» **PROBLEM STATEMENT**
What follows is a set of records; restate each one word for word and drop the pictures.

» **LISTED RECORDS**
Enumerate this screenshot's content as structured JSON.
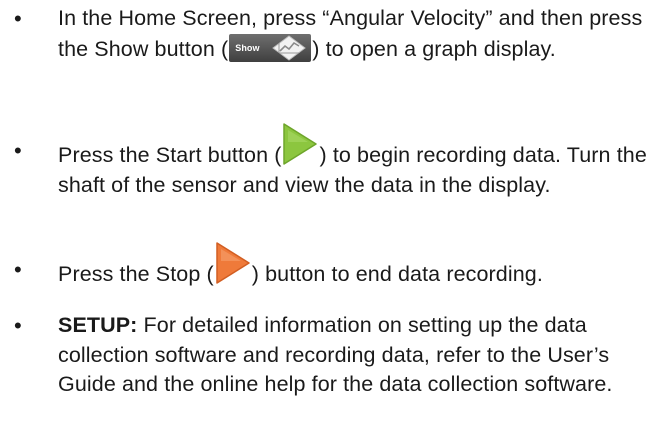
{
  "colors": {
    "start_button": "#8cc63f",
    "stop_button": "#ef7a3a",
    "show_button_bg": "#555555"
  },
  "icons": {
    "show": "graph-icon",
    "start": "play-triangle-green",
    "stop": "play-triangle-orange"
  },
  "show_button_label": "Show",
  "steps": [
    {
      "bullet": "•",
      "text_a": "In the Home Screen, press  “Angular Velocity” and then press the Show button (",
      "text_b": ") to open a graph display."
    },
    {
      "bullet": "•",
      "text_a": "Press the Start button (",
      "text_b": ") to begin recording data. Turn the shaft of the sensor and view the data in the display."
    },
    {
      "bullet": "•",
      "text_a": "Press the Stop (",
      "text_b": ") button to end data recording."
    },
    {
      "bullet": "•",
      "bold": "SETUP:",
      "text_b": " For detailed information on setting up the data collection software and recording data, refer to the User’s Guide and the online help for the data collection software."
    }
  ]
}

» **TASK ANSWER**
Enumerate this screenshot's content as structured JSON.
{
  "colors": {
    "start_button": "#8cc63f",
    "stop_button": "#ef7a3a",
    "show_button_bg": "#555555"
  },
  "icons": {
    "show": "graph-icon",
    "start": "play-triangle-green",
    "stop": "play-triangle-orange"
  },
  "show_button_label": "Show",
  "steps": [
    {
      "bullet": "•",
      "text_a": "In the Home Screen, press  “Angular Velocity” and then press the Show button (",
      "text_b": ") to open a graph display."
    },
    {
      "bullet": "•",
      "text_a": "Press the Start button (",
      "text_b": ") to begin recording data. Turn the shaft of the sensor and view the data in the display."
    },
    {
      "bullet": "•",
      "text_a": "Press the Stop (",
      "text_b": ") button to end data recording."
    },
    {
      "bullet": "•",
      "bold": "SETUP:",
      "text_b": " For detailed information on setting up the data collection software and recording data, refer to the User’s Guide and the online help for the data collection software."
    }
  ]
}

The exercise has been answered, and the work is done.